> PROBLEM TO SOLVE: All lines featuring the string "在一定的温度下" are to be listed.

> MATERIAL PROVIDED:
+++
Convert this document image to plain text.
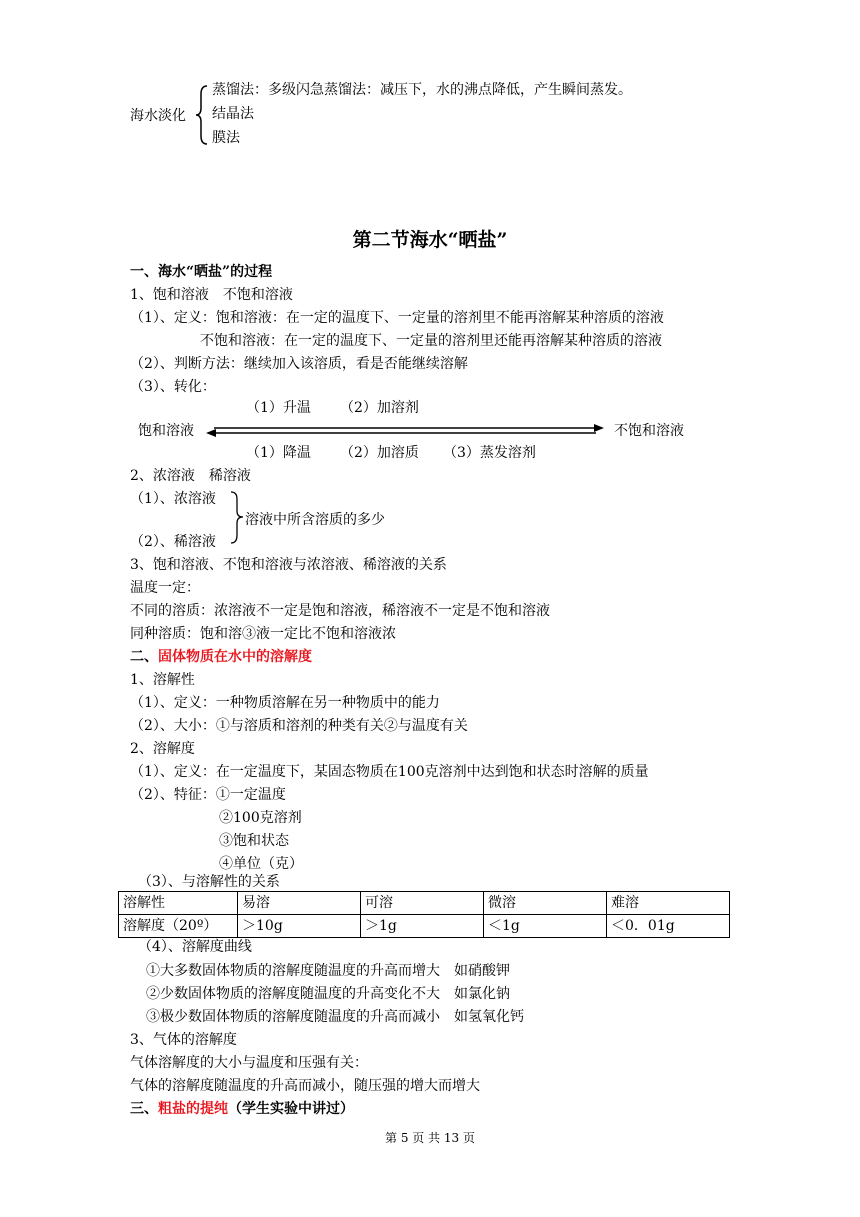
海水淡化
蒸馏法：多级闪急蒸馏法：减压下，水的沸点降低，产生瞬间蒸发。
结晶法
膜法
第二节海水“晒盐”
一、海水“晒盐”的过程
1、饱和溶液　不饱和溶液
（1）、定义：饱和溶液：在一定的温度下、一定量的溶剂里不能再溶解某种溶质的溶液
不饱和溶液：在一定的温度下、一定量的溶剂里还能再溶解某种溶质的溶液
（2）、判断方法：继续加入该溶质，看是否能继续溶解
（3）、转化：
（1）升温 （2）加溶剂
饱和溶液	不饱和溶液
（1）降温 （2）加溶质 （3）蒸发溶剂
2、浓溶液　稀溶液
（1）、浓溶液
溶液中所含溶质的多少
（2）、稀溶液
3、饱和溶液、不饱和溶液与浓溶液、稀溶液的关系
温度一定：
不同的溶质：浓溶液不一定是饱和溶液，稀溶液不一定是不饱和溶液
同种溶质：饱和溶③液一定比不饱和溶液浓
二、固体物质在水中的溶解度
1、溶解性
（1）、定义：一种物质溶解在另一种物质中的能力
（2）、大小：①与溶质和溶剂的种类有关②与温度有关
2、溶解度
（1）、定义：在一定温度下，某固态物质在100克溶剂中达到饱和状态时溶解的质量
（2）、特征：①一定温度
②100克溶剂
③饱和状态
④单位（克）
（3）、与溶解性的关系
溶解性	易溶	可溶	微溶	难溶
溶解度（20º）	＞10g	＞1g	＜1g	＜0．01g
（4）、溶解度曲线
①大多数固体物质的溶解度随温度的升高而增大　如硝酸钾
②少数固体物质的溶解度随温度的升高变化不大　如氯化钠
③极少数固体物质的溶解度随温度的升高而减小　如氢氧化钙
3、气体的溶解度
气体溶解度的大小与温度和压强有关：
气体的溶解度随温度的升高而减小，随压强的增大而增大
三、粗盐的提纯（学生实验中讲过）
第 5 页 共 13 页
+++
> REPLY:
（1）、定义：饱和溶液：在一定的温度下、一定量的溶剂里不能再溶解某种溶质的溶液
不饱和溶液：在一定的温度下、一定量的溶剂里还能再溶解某种溶质的溶液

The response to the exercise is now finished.